▸ Exercise description
In the listing that follows, how many lines contain the string "重复累赘"? Provide only the number.

# Provided information start

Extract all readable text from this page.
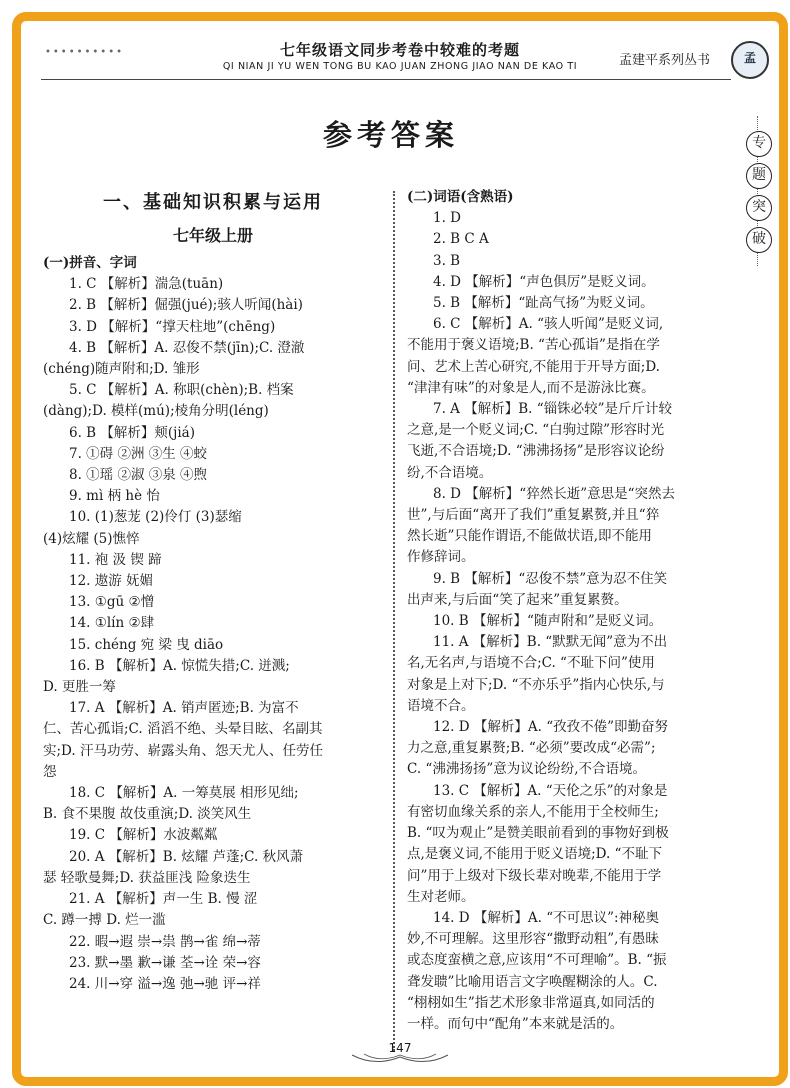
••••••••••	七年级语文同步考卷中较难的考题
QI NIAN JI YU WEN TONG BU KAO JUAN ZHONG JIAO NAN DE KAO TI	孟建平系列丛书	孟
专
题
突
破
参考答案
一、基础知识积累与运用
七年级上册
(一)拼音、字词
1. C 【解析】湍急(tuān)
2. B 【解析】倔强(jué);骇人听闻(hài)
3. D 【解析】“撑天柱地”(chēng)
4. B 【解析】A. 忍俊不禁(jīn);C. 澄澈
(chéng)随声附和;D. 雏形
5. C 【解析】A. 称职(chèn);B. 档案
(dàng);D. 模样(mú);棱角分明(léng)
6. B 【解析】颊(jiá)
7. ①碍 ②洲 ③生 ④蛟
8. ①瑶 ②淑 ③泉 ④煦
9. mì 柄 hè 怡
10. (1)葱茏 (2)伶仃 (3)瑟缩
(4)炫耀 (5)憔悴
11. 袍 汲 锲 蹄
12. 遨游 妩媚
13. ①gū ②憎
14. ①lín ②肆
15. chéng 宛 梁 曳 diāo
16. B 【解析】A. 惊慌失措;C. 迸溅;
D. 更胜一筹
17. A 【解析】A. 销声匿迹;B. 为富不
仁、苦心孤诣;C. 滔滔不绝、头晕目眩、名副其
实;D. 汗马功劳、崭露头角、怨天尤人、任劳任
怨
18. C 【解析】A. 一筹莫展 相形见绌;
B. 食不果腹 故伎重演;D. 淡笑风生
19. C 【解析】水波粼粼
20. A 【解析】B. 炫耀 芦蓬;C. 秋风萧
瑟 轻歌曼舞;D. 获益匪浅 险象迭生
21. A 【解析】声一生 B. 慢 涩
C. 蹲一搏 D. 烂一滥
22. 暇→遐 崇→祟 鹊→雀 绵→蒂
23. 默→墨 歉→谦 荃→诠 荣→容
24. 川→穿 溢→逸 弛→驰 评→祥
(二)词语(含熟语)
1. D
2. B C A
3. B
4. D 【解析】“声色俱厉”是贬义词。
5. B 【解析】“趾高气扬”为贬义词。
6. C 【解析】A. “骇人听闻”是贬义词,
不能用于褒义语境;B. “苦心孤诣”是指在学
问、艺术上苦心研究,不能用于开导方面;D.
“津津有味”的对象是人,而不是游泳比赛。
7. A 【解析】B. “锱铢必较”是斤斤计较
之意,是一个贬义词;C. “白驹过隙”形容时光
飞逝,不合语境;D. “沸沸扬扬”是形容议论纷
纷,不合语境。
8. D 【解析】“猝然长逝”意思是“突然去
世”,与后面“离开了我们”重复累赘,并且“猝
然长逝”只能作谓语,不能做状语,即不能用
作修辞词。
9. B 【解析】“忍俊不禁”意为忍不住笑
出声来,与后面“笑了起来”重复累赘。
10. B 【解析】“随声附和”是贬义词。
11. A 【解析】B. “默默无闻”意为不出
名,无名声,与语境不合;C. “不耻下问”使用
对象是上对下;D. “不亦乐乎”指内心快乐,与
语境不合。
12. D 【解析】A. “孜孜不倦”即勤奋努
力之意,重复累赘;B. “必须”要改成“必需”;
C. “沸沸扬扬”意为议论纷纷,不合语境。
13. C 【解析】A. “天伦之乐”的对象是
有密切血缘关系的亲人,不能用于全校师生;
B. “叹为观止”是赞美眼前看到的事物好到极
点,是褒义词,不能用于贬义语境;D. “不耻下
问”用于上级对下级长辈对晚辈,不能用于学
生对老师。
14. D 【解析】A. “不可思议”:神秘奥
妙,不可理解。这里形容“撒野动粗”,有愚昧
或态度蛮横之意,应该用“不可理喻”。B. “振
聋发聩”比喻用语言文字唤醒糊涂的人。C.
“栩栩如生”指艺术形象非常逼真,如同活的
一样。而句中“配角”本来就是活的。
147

# Provided information end

▸ Exercise solution
3